Written request: Copy out all of the material, matching it word for word.

Given information:
* start *
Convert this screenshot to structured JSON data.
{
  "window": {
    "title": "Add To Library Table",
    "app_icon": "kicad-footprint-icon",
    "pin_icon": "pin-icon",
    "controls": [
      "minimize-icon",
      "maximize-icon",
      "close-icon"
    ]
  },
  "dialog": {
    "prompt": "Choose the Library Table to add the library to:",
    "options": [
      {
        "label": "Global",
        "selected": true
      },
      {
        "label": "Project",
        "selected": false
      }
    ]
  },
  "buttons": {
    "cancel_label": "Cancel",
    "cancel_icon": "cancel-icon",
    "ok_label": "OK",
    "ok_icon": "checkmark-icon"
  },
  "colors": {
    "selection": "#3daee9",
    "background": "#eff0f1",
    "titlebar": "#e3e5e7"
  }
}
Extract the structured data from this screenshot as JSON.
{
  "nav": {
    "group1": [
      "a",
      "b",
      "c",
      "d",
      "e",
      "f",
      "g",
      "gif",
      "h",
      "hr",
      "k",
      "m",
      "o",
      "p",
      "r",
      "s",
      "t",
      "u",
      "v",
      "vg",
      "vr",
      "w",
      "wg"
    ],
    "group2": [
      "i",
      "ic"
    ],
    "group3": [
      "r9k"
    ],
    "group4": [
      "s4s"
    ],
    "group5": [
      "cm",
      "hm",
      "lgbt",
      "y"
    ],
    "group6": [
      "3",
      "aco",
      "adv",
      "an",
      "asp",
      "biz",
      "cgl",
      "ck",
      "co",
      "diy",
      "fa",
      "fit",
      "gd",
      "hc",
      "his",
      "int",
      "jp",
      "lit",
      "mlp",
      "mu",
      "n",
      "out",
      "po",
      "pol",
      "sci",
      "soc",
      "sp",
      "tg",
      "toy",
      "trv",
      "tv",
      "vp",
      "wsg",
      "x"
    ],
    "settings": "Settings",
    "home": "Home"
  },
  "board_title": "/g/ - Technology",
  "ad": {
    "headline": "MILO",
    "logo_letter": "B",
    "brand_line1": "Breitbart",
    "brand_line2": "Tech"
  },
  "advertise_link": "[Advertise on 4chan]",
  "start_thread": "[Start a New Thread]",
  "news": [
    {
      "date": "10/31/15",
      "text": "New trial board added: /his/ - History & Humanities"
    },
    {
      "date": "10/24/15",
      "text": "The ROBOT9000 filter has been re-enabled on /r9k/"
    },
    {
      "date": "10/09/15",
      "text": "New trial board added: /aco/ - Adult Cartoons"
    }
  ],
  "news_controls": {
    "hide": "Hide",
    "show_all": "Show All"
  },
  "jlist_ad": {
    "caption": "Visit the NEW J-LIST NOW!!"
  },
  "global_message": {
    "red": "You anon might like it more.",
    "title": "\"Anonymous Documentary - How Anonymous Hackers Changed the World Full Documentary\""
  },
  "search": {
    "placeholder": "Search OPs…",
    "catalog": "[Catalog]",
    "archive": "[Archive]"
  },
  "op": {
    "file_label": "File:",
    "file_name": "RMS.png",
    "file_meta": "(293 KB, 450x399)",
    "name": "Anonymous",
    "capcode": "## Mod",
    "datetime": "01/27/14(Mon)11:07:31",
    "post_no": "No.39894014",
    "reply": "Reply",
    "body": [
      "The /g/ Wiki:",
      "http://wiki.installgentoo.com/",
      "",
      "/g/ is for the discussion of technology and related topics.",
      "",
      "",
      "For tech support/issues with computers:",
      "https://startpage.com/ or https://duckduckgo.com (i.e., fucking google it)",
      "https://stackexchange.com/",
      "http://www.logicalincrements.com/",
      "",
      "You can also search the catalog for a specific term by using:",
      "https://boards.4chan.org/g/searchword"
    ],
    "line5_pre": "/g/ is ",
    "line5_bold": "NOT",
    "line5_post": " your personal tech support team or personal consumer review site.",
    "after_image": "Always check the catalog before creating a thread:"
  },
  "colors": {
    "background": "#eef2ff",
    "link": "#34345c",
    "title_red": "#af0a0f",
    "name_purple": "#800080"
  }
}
* end *
Completed exercise:
Convert this screenshot to structured JSON data.
{
  "window": {
    "title": "Add To Library Table",
    "app_icon": "kicad-footprint-icon",
    "pin_icon": "pin-icon",
    "controls": [
      "minimize-icon",
      "maximize-icon",
      "close-icon"
    ]
  },
  "dialog": {
    "prompt": "Choose the Library Table to add the library to:",
    "options": [
      {
        "label": "Global",
        "selected": true
      },
      {
        "label": "Project",
        "selected": false
      }
    ]
  },
  "buttons": {
    "cancel_label": "Cancel",
    "cancel_icon": "cancel-icon",
    "ok_label": "OK",
    "ok_icon": "checkmark-icon"
  },
  "colors": {
    "selection": "#3daee9",
    "background": "#eff0f1",
    "titlebar": "#e3e5e7"
  }
}
Extract the structured data from this screenshot as JSON.
{
  "nav": {
    "group1": [
      "a",
      "b",
      "c",
      "d",
      "e",
      "f",
      "g",
      "gif",
      "h",
      "hr",
      "k",
      "m",
      "o",
      "p",
      "r",
      "s",
      "t",
      "u",
      "v",
      "vg",
      "vr",
      "w",
      "wg"
    ],
    "group2": [
      "i",
      "ic"
    ],
    "group3": [
      "r9k"
    ],
    "group4": [
      "s4s"
    ],
    "group5": [
      "cm",
      "hm",
      "lgbt",
      "y"
    ],
    "group6": [
      "3",
      "aco",
      "adv",
      "an",
      "asp",
      "biz",
      "cgl",
      "ck",
      "co",
      "diy",
      "fa",
      "fit",
      "gd",
      "hc",
      "his",
      "int",
      "jp",
      "lit",
      "mlp",
      "mu",
      "n",
      "out",
      "po",
      "pol",
      "sci",
      "soc",
      "sp",
      "tg",
      "toy",
      "trv",
      "tv",
      "vp",
      "wsg",
      "x"
    ],
    "settings": "Settings",
    "home": "Home"
  },
  "board_title": "/g/ - Technology",
  "ad": {
    "headline": "MILO",
    "logo_letter": "B",
    "brand_line1": "Breitbart",
    "brand_line2": "Tech"
  },
  "advertise_link": "[Advertise on 4chan]",
  "start_thread": "[Start a New Thread]",
  "news": [
    {
      "date": "10/31/15",
      "text": "New trial board added: /his/ - History & Humanities"
    },
    {
      "date": "10/24/15",
      "text": "The ROBOT9000 filter has been re-enabled on /r9k/"
    },
    {
      "date": "10/09/15",
      "text": "New trial board added: /aco/ - Adult Cartoons"
    }
  ],
  "news_controls": {
    "hide": "Hide",
    "show_all": "Show All"
  },
  "jlist_ad": {
    "caption": "Visit the NEW J-LIST NOW!!"
  },
  "global_message": {
    "red": "You anon might like it more.",
    "title": "\"Anonymous Documentary - How Anonymous Hackers Changed the World Full Documentary\""
  },
  "search": {
    "placeholder": "Search OPs…",
    "catalog": "[Catalog]",
    "archive": "[Archive]"
  },
  "op": {
    "file_label": "File:",
    "file_name": "RMS.png",
    "file_meta": "(293 KB, 450x399)",
    "name": "Anonymous",
    "capcode": "## Mod",
    "datetime": "01/27/14(Mon)11:07:31",
    "post_no": "No.39894014",
    "reply": "Reply",
    "body": [
      "The /g/ Wiki:",
      "http://wiki.installgentoo.com/",
      "",
      "/g/ is for the discussion of technology and related topics.",
      "",
      "",
      "For tech support/issues with computers:",
      "https://startpage.com/ or https://duckduckgo.com (i.e., fucking google it)",
      "https://stackexchange.com/",
      "http://www.logicalincrements.com/",
      "",
      "You can also search the catalog for a specific term by using:",
      "https://boards.4chan.org/g/searchword"
    ],
    "line5_pre": "/g/ is ",
    "line5_bold": "NOT",
    "line5_post": " your personal tech support team or personal consumer review site.",
    "after_image": "Always check the catalog before creating a thread:"
  },
  "colors": {
    "background": "#eef2ff",
    "link": "#34345c",
    "title_red": "#af0a0f",
    "name_purple": "#800080"
  }
}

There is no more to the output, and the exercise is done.